DO THIS ->
Read the lines that follow and pick out every one containing the word "Israeli".

DATASET RECORDS ->
↓↓↓

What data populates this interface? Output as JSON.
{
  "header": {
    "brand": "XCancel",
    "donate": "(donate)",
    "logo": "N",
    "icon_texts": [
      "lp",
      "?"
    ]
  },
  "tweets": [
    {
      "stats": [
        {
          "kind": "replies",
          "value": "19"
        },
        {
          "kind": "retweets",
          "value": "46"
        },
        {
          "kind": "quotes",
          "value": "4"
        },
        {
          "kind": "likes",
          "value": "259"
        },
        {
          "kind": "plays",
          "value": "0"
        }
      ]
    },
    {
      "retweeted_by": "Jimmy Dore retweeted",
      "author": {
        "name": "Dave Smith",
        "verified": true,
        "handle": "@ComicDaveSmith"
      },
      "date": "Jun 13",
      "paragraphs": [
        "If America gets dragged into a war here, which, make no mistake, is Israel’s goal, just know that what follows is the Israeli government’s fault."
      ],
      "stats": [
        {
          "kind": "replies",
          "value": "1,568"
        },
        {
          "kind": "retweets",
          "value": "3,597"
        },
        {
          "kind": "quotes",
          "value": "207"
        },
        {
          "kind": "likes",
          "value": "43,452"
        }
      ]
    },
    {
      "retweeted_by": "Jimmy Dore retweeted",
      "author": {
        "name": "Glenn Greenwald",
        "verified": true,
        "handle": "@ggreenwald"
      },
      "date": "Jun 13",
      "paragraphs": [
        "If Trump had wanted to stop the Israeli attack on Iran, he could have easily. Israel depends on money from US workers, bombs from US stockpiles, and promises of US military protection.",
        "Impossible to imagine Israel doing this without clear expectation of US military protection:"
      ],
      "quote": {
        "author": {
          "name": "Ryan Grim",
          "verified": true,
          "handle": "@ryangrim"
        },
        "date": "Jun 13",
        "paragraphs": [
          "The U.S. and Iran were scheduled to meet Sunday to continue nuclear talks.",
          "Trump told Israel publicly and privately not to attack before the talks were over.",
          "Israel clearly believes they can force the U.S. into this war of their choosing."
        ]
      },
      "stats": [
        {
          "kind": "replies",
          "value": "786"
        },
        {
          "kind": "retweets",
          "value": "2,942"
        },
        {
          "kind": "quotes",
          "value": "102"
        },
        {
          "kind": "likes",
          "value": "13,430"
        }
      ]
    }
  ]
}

↑↑↑

OUTPUT FOR THIS TASK ->
        "If America gets dragged into a war here, which, make no mistake, is Israel’s goal, just know that what follows is the Israeli government’s fault."
        "If Trump had wanted to stop the Israeli attack on Iran, he could have easily. Israel depends on money from US workers, bombs from US stockpiles, and promises of US military protection.",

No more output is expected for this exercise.